__The exercise__
Find every line with the word "quomodo". Copy those lines.

Data excerpts
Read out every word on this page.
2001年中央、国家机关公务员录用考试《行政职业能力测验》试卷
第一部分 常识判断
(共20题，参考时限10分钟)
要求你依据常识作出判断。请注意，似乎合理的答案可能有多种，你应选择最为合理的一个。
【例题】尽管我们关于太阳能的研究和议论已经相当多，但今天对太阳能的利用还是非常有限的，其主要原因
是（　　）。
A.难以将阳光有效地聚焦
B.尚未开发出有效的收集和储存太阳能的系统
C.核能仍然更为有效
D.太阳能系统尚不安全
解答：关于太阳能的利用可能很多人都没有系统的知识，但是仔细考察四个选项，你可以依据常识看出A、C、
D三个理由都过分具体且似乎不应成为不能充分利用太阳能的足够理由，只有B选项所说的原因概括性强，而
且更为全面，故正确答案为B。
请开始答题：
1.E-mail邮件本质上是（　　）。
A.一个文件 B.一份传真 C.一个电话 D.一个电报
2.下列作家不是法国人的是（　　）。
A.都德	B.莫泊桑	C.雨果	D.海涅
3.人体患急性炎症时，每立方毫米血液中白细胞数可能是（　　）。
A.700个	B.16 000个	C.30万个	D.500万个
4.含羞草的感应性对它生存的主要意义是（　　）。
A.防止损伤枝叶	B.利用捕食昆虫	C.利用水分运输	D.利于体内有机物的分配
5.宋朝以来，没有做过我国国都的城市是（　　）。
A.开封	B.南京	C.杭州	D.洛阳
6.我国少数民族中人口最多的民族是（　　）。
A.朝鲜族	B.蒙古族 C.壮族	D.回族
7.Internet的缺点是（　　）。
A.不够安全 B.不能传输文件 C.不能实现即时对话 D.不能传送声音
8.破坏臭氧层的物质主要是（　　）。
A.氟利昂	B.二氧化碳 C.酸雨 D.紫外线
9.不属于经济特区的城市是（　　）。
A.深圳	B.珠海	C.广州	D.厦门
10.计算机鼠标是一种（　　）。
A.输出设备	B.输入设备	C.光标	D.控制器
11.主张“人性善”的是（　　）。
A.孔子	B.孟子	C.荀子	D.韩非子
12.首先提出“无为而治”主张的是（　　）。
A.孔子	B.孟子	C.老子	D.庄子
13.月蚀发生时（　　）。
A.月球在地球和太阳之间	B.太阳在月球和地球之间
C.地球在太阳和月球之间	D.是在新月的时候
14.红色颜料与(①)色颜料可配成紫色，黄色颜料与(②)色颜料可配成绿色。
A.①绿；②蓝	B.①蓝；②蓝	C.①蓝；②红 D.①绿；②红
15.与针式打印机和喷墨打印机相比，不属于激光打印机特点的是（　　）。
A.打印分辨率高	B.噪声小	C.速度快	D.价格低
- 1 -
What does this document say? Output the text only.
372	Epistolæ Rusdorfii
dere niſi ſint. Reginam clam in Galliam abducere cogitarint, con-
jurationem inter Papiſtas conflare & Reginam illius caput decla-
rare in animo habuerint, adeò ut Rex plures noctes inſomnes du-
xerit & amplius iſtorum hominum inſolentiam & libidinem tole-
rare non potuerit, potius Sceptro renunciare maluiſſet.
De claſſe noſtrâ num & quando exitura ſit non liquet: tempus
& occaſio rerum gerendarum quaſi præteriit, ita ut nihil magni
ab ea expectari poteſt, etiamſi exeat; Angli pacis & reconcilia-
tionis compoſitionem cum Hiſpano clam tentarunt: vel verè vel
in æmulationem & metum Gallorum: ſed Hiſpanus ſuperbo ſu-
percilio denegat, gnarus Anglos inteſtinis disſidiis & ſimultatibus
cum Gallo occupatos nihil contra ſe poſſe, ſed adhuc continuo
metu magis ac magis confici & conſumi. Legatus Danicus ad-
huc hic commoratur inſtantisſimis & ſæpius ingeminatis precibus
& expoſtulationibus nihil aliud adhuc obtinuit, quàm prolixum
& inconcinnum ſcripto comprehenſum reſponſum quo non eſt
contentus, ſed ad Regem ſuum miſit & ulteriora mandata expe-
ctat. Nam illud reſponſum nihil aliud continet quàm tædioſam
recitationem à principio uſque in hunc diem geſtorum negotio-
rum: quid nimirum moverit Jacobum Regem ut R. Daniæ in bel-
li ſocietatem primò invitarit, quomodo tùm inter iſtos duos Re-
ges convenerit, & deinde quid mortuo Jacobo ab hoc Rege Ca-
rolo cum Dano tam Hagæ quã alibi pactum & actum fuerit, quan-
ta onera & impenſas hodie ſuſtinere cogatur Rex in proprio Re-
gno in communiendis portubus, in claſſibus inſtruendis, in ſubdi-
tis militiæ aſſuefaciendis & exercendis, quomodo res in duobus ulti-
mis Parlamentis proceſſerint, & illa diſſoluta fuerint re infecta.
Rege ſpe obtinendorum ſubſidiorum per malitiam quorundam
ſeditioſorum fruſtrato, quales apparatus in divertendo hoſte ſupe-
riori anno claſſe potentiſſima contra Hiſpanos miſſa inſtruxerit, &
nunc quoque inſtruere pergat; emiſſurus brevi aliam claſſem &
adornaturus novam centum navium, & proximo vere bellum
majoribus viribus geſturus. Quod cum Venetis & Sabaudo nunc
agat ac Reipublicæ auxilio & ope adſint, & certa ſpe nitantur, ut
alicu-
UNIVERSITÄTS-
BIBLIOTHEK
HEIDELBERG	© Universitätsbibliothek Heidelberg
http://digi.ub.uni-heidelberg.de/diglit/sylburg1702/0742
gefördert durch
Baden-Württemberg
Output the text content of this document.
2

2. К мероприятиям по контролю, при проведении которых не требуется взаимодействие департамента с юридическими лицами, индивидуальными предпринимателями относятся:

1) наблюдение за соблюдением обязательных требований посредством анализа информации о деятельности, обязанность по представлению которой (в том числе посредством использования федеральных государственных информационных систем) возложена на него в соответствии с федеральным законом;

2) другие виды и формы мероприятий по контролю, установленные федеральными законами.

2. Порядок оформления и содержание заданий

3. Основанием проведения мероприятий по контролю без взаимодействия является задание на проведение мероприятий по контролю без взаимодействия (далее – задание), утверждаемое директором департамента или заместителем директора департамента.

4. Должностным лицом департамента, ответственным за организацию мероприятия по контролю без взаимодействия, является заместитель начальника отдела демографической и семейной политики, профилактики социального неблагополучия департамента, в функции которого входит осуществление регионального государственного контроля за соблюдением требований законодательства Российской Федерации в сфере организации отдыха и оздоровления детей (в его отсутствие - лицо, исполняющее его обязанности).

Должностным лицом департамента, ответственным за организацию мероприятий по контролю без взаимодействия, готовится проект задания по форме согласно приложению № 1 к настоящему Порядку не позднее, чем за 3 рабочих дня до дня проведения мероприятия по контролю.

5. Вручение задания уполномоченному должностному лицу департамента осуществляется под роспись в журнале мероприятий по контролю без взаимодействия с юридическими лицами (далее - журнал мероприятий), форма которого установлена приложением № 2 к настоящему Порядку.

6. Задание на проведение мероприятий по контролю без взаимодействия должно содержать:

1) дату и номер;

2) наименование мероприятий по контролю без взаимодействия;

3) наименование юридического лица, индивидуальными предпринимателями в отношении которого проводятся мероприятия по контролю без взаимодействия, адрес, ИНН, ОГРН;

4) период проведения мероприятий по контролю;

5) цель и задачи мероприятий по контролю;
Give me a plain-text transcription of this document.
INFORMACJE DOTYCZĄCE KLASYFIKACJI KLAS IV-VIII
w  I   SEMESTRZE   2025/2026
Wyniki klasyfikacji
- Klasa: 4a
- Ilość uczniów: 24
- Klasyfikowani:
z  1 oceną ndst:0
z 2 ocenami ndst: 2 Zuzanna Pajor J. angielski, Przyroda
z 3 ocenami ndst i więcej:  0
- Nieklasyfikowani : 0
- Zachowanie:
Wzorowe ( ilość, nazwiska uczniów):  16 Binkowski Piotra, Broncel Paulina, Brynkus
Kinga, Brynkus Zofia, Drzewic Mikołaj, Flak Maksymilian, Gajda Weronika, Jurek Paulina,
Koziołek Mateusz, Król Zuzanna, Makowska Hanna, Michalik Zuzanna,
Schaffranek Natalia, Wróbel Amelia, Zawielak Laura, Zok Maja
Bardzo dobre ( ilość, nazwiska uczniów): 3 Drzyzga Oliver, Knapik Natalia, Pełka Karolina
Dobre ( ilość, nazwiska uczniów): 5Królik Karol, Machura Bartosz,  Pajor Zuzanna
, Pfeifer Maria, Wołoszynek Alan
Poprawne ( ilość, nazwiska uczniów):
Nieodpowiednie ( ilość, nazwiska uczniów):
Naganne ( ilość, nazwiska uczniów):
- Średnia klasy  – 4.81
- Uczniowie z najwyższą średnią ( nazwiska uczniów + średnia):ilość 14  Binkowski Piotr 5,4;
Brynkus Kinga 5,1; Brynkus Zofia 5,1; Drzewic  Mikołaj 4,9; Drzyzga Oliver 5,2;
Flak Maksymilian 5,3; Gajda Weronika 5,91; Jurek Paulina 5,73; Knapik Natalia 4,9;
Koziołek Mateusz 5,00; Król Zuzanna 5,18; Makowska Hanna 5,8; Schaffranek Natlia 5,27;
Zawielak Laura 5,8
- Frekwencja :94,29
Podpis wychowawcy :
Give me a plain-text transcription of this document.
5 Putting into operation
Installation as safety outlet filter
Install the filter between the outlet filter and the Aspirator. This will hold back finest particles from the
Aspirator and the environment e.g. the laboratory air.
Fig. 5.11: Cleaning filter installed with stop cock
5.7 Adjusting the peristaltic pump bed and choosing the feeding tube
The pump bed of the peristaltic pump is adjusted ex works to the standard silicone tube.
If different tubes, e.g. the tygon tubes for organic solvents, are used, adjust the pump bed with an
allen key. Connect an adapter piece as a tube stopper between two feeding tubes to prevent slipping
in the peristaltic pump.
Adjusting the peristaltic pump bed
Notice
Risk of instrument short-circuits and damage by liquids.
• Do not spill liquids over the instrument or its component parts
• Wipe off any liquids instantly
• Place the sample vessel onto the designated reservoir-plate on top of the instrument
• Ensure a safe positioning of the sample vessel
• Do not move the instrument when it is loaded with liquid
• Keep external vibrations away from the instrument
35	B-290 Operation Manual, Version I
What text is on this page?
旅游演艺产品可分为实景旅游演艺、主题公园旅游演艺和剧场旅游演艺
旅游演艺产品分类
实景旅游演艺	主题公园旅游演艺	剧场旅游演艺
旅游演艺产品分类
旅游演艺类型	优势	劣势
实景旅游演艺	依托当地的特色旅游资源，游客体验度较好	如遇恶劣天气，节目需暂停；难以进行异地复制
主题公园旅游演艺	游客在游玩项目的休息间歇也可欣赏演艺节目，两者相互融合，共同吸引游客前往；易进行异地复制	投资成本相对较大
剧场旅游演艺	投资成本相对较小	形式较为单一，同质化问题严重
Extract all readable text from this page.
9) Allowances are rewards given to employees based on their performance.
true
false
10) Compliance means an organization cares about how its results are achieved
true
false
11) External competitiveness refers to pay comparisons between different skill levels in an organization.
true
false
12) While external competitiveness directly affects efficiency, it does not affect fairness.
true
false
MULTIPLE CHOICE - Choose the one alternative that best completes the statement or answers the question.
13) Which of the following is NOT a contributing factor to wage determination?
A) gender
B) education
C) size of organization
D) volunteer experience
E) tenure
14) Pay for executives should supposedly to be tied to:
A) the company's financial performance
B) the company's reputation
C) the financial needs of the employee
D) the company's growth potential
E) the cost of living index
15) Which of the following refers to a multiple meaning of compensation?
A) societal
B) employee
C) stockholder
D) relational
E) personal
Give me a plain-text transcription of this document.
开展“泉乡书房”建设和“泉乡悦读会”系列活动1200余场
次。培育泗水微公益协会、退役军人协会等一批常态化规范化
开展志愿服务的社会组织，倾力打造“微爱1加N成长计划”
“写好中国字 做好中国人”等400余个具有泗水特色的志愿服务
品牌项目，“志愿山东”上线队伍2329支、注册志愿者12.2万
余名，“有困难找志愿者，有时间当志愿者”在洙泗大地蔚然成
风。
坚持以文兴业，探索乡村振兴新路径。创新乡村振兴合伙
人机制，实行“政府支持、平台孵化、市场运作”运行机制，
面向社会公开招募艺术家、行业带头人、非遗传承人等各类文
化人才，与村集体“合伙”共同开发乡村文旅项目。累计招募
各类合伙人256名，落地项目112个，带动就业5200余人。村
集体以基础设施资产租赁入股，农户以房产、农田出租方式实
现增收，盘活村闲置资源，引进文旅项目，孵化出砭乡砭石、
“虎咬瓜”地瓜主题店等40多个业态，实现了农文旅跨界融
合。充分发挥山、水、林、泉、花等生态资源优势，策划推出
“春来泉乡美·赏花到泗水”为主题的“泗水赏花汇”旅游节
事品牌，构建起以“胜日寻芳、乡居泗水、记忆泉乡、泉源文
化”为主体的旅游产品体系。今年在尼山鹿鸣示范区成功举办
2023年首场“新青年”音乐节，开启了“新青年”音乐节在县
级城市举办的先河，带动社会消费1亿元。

__Answer to this problem__
li ſocietatem primò invitarit, quomodo tùm inter iſtos duos Re-
tis militiæ aſſuefaciendis & exercendis, quomodo res in duobus ulti-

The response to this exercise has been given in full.